EXERCISE DESCRIPTION —
Copy the data precisely, character for character, and leave out every picture.

GIVEN RECORDS —
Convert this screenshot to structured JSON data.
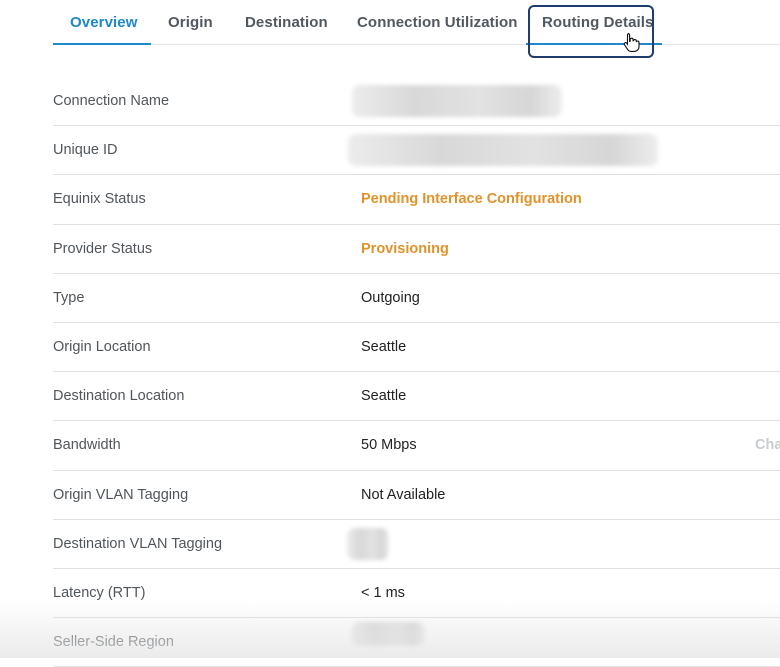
{
  "tabs": [
    {
      "label": "Overview",
      "active": true
    },
    {
      "label": "Origin",
      "active": false
    },
    {
      "label": "Destination",
      "active": false
    },
    {
      "label": "Connection Utilization",
      "active": false
    },
    {
      "label": "Routing Details",
      "active": false
    }
  ],
  "details": {
    "rows": [
      {
        "label": "Connection Name",
        "value": "",
        "redacted": true
      },
      {
        "label": "Unique ID",
        "value": "",
        "redacted": true
      },
      {
        "label": "Equinix Status",
        "value": "Pending Interface Configuration",
        "status": "pending"
      },
      {
        "label": "Provider Status",
        "value": "Provisioning",
        "status": "pending"
      },
      {
        "label": "Type",
        "value": "Outgoing"
      },
      {
        "label": "Origin Location",
        "value": "Seattle"
      },
      {
        "label": "Destination Location",
        "value": "Seattle"
      },
      {
        "label": "Bandwidth",
        "value": "50 Mbps",
        "link": "Cha"
      },
      {
        "label": "Origin VLAN Tagging",
        "value": "Not Available"
      },
      {
        "label": "Destination VLAN Tagging",
        "value": "",
        "redacted": true
      },
      {
        "label": "Latency (RTT)",
        "value": "< 1 ms"
      },
      {
        "label": "Seller-Side Region",
        "value": "",
        "redacted": true
      }
    ]
  },
  "colors": {
    "accent": "#1e88c9",
    "pending": "#e0932b",
    "focus_ring": "#1e3d6e"
  },
  "icons": {
    "cursor": "hand-pointer-icon"
  }
}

SOLUTION FOR THIS TASK —
Convert this screenshot to structured JSON data.
{
  "tabs": [
    {
      "label": "Overview",
      "active": true
    },
    {
      "label": "Origin",
      "active": false
    },
    {
      "label": "Destination",
      "active": false
    },
    {
      "label": "Connection Utilization",
      "active": false
    },
    {
      "label": "Routing Details",
      "active": false
    }
  ],
  "details": {
    "rows": [
      {
        "label": "Connection Name",
        "value": "",
        "redacted": true
      },
      {
        "label": "Unique ID",
        "value": "",
        "redacted": true
      },
      {
        "label": "Equinix Status",
        "value": "Pending Interface Configuration",
        "status": "pending"
      },
      {
        "label": "Provider Status",
        "value": "Provisioning",
        "status": "pending"
      },
      {
        "label": "Type",
        "value": "Outgoing"
      },
      {
        "label": "Origin Location",
        "value": "Seattle"
      },
      {
        "label": "Destination Location",
        "value": "Seattle"
      },
      {
        "label": "Bandwidth",
        "value": "50 Mbps",
        "link": "Cha"
      },
      {
        "label": "Origin VLAN Tagging",
        "value": "Not Available"
      },
      {
        "label": "Destination VLAN Tagging",
        "value": "",
        "redacted": true
      },
      {
        "label": "Latency (RTT)",
        "value": "< 1 ms"
      },
      {
        "label": "Seller-Side Region",
        "value": "",
        "redacted": true
      }
    ]
  },
  "colors": {
    "accent": "#1e88c9",
    "pending": "#e0932b",
    "focus_ring": "#1e3d6e"
  },
  "icons": {
    "cursor": "hand-pointer-icon"
  }
}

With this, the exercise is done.